Brief: List the lines of this listing that hold the word "color".

Records shown:
-=-=-

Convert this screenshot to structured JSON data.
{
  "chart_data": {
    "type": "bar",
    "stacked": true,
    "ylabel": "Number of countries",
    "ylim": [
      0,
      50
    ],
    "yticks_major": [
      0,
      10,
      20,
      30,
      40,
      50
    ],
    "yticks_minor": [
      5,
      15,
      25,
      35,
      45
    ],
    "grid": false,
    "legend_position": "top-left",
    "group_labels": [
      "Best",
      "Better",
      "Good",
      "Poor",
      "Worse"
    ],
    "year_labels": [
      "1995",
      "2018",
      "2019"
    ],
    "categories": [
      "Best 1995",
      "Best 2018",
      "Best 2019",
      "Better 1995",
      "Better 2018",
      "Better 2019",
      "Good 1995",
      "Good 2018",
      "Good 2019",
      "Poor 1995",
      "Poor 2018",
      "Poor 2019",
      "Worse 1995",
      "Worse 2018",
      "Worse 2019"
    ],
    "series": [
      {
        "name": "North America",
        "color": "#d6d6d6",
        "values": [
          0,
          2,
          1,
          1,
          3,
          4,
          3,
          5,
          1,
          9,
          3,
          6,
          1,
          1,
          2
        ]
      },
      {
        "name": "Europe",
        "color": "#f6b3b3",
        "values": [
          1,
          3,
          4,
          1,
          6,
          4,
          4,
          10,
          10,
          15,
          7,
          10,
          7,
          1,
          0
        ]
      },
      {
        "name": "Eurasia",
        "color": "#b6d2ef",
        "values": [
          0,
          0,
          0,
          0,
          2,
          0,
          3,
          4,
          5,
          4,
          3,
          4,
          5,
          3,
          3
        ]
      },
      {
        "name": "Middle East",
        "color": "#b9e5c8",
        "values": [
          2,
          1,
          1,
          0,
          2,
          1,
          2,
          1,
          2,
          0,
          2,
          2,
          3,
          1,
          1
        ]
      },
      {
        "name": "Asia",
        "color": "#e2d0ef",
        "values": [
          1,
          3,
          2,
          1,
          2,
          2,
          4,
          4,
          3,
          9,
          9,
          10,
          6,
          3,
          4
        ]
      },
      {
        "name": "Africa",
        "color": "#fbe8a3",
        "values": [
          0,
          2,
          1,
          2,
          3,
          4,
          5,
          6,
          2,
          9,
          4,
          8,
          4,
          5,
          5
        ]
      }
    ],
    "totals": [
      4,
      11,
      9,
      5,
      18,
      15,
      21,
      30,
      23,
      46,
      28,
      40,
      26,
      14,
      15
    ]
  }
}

-=-=-

Output of the task:
        "color": "#d6d6d6",
        "color": "#f6b3b3",
        "color": "#b6d2ef",
        "color": "#b9e5c8",
        "color": "#e2d0ef",
        "color": "#fbe8a3",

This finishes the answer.